---------- Provided records ----------
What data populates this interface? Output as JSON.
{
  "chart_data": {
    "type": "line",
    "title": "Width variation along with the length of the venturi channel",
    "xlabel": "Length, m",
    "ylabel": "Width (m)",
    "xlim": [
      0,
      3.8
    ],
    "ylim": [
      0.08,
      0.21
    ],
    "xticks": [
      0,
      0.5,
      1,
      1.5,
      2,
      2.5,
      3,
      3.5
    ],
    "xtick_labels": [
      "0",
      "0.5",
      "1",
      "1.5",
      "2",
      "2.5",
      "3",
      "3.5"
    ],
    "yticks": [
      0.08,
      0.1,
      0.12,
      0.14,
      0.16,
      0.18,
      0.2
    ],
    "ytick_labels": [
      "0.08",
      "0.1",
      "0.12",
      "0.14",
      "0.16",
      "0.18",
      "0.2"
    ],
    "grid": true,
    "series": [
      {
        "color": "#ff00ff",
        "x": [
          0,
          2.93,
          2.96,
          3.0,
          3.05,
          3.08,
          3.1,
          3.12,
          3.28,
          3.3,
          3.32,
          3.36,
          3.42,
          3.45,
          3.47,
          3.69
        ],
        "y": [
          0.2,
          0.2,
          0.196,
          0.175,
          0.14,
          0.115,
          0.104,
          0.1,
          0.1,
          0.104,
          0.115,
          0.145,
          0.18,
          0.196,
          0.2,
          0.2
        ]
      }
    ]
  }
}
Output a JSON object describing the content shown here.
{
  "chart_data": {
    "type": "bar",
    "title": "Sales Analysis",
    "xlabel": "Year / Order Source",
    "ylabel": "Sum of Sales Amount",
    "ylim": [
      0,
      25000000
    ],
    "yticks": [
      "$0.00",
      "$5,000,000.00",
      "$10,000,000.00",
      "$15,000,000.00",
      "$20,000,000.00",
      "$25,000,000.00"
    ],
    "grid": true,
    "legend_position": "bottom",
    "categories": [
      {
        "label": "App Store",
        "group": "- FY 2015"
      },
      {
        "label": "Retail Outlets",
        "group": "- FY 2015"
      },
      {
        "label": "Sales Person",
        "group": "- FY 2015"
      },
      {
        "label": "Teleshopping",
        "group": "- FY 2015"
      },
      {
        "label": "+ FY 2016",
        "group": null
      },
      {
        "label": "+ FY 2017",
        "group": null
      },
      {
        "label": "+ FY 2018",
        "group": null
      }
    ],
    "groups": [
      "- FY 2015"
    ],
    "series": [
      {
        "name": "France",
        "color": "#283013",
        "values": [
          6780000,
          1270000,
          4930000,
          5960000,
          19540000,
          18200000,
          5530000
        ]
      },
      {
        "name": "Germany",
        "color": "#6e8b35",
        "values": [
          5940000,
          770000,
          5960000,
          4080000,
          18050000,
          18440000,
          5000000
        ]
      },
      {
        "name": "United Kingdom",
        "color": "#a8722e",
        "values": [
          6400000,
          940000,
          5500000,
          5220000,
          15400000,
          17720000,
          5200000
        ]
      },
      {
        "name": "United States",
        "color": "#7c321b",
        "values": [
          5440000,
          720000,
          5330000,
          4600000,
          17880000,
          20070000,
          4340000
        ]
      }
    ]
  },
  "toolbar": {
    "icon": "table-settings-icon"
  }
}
----------
- Task -
Retype the records above exactly.

- Task solution -
What data populates this interface? Output as JSON.
{
  "chart_data": {
    "type": "line",
    "title": "Width variation along with the length of the venturi channel",
    "xlabel": "Length, m",
    "ylabel": "Width (m)",
    "xlim": [
      0,
      3.8
    ],
    "ylim": [
      0.08,
      0.21
    ],
    "xticks": [
      0,
      0.5,
      1,
      1.5,
      2,
      2.5,
      3,
      3.5
    ],
    "xtick_labels": [
      "0",
      "0.5",
      "1",
      "1.5",
      "2",
      "2.5",
      "3",
      "3.5"
    ],
    "yticks": [
      0.08,
      0.1,
      0.12,
      0.14,
      0.16,
      0.18,
      0.2
    ],
    "ytick_labels": [
      "0.08",
      "0.1",
      "0.12",
      "0.14",
      "0.16",
      "0.18",
      "0.2"
    ],
    "grid": true,
    "series": [
      {
        "color": "#ff00ff",
        "x": [
          0,
          2.93,
          2.96,
          3.0,
          3.05,
          3.08,
          3.1,
          3.12,
          3.28,
          3.3,
          3.32,
          3.36,
          3.42,
          3.45,
          3.47,
          3.69
        ],
        "y": [
          0.2,
          0.2,
          0.196,
          0.175,
          0.14,
          0.115,
          0.104,
          0.1,
          0.1,
          0.104,
          0.115,
          0.145,
          0.18,
          0.196,
          0.2,
          0.2
        ]
      }
    ]
  }
}
Output a JSON object describing the content shown here.
{
  "chart_data": {
    "type": "bar",
    "title": "Sales Analysis",
    "xlabel": "Year / Order Source",
    "ylabel": "Sum of Sales Amount",
    "ylim": [
      0,
      25000000
    ],
    "yticks": [
      "$0.00",
      "$5,000,000.00",
      "$10,000,000.00",
      "$15,000,000.00",
      "$20,000,000.00",
      "$25,000,000.00"
    ],
    "grid": true,
    "legend_position": "bottom",
    "categories": [
      {
        "label": "App Store",
        "group": "- FY 2015"
      },
      {
        "label": "Retail Outlets",
        "group": "- FY 2015"
      },
      {
        "label": "Sales Person",
        "group": "- FY 2015"
      },
      {
        "label": "Teleshopping",
        "group": "- FY 2015"
      },
      {
        "label": "+ FY 2016",
        "group": null
      },
      {
        "label": "+ FY 2017",
        "group": null
      },
      {
        "label": "+ FY 2018",
        "group": null
      }
    ],
    "groups": [
      "- FY 2015"
    ],
    "series": [
      {
        "name": "France",
        "color": "#283013",
        "values": [
          6780000,
          1270000,
          4930000,
          5960000,
          19540000,
          18200000,
          5530000
        ]
      },
      {
        "name": "Germany",
        "color": "#6e8b35",
        "values": [
          5940000,
          770000,
          5960000,
          4080000,
          18050000,
          18440000,
          5000000
        ]
      },
      {
        "name": "United Kingdom",
        "color": "#a8722e",
        "values": [
          6400000,
          940000,
          5500000,
          5220000,
          15400000,
          17720000,
          5200000
        ]
      },
      {
        "name": "United States",
        "color": "#7c321b",
        "values": [
          5440000,
          720000,
          5330000,
          4600000,
          17880000,
          20070000,
          4340000
        ]
      }
    ]
  },
  "toolbar": {
    "icon": "table-settings-icon"
  }
}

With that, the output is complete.